● **GIVEN PROBLEM**
Repeat the listing in full, exactly as it stands.

● **RECORDS PROVIDED**
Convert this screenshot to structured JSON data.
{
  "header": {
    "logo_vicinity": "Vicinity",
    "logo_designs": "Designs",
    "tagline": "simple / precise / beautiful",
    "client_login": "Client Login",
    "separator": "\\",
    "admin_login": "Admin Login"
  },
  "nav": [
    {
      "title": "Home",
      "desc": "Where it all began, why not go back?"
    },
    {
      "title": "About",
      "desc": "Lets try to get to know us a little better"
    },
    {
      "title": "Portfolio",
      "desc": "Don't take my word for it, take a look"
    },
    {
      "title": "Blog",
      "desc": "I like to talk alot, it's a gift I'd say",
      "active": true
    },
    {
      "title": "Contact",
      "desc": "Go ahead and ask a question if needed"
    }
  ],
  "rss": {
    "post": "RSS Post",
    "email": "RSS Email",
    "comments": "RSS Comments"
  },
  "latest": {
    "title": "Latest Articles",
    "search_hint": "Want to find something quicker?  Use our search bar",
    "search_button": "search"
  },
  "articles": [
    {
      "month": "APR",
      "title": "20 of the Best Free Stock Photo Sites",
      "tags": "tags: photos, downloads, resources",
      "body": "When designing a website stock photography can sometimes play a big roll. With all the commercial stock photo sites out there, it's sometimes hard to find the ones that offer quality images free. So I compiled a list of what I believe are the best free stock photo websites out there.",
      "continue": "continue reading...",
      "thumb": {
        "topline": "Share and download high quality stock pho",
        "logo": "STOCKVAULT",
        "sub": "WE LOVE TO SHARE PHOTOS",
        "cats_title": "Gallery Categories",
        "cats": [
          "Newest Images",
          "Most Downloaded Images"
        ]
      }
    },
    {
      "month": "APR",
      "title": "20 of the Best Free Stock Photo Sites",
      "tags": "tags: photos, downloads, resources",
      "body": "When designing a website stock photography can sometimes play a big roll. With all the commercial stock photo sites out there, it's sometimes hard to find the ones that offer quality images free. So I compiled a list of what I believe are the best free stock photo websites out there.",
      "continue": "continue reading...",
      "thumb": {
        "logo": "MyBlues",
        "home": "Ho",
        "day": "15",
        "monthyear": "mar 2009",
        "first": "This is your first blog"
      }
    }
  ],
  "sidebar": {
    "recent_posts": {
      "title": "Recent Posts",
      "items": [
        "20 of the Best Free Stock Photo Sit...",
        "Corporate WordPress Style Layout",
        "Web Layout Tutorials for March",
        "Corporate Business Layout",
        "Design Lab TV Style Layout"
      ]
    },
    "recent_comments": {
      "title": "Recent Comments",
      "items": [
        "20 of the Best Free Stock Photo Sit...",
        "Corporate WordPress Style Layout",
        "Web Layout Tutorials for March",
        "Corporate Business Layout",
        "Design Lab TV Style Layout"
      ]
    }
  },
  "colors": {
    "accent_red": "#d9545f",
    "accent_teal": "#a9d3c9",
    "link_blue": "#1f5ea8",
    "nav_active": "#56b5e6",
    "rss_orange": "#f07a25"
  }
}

● **TASK ANSWER**
Convert this screenshot to structured JSON data.
{
  "header": {
    "logo_vicinity": "Vicinity",
    "logo_designs": "Designs",
    "tagline": "simple / precise / beautiful",
    "client_login": "Client Login",
    "separator": "\\",
    "admin_login": "Admin Login"
  },
  "nav": [
    {
      "title": "Home",
      "desc": "Where it all began, why not go back?"
    },
    {
      "title": "About",
      "desc": "Lets try to get to know us a little better"
    },
    {
      "title": "Portfolio",
      "desc": "Don't take my word for it, take a look"
    },
    {
      "title": "Blog",
      "desc": "I like to talk alot, it's a gift I'd say",
      "active": true
    },
    {
      "title": "Contact",
      "desc": "Go ahead and ask a question if needed"
    }
  ],
  "rss": {
    "post": "RSS Post",
    "email": "RSS Email",
    "comments": "RSS Comments"
  },
  "latest": {
    "title": "Latest Articles",
    "search_hint": "Want to find something quicker?  Use our search bar",
    "search_button": "search"
  },
  "articles": [
    {
      "month": "APR",
      "title": "20 of the Best Free Stock Photo Sites",
      "tags": "tags: photos, downloads, resources",
      "body": "When designing a website stock photography can sometimes play a big roll. With all the commercial stock photo sites out there, it's sometimes hard to find the ones that offer quality images free. So I compiled a list of what I believe are the best free stock photo websites out there.",
      "continue": "continue reading...",
      "thumb": {
        "topline": "Share and download high quality stock pho",
        "logo": "STOCKVAULT",
        "sub": "WE LOVE TO SHARE PHOTOS",
        "cats_title": "Gallery Categories",
        "cats": [
          "Newest Images",
          "Most Downloaded Images"
        ]
      }
    },
    {
      "month": "APR",
      "title": "20 of the Best Free Stock Photo Sites",
      "tags": "tags: photos, downloads, resources",
      "body": "When designing a website stock photography can sometimes play a big roll. With all the commercial stock photo sites out there, it's sometimes hard to find the ones that offer quality images free. So I compiled a list of what I believe are the best free stock photo websites out there.",
      "continue": "continue reading...",
      "thumb": {
        "logo": "MyBlues",
        "home": "Ho",
        "day": "15",
        "monthyear": "mar 2009",
        "first": "This is your first blog"
      }
    }
  ],
  "sidebar": {
    "recent_posts": {
      "title": "Recent Posts",
      "items": [
        "20 of the Best Free Stock Photo Sit...",
        "Corporate WordPress Style Layout",
        "Web Layout Tutorials for March",
        "Corporate Business Layout",
        "Design Lab TV Style Layout"
      ]
    },
    "recent_comments": {
      "title": "Recent Comments",
      "items": [
        "20 of the Best Free Stock Photo Sit...",
        "Corporate WordPress Style Layout",
        "Web Layout Tutorials for March",
        "Corporate Business Layout",
        "Design Lab TV Style Layout"
      ]
    }
  },
  "colors": {
    "accent_red": "#d9545f",
    "accent_teal": "#a9d3c9",
    "link_blue": "#1f5ea8",
    "nav_active": "#56b5e6",
    "rss_orange": "#f07a25"
  }
}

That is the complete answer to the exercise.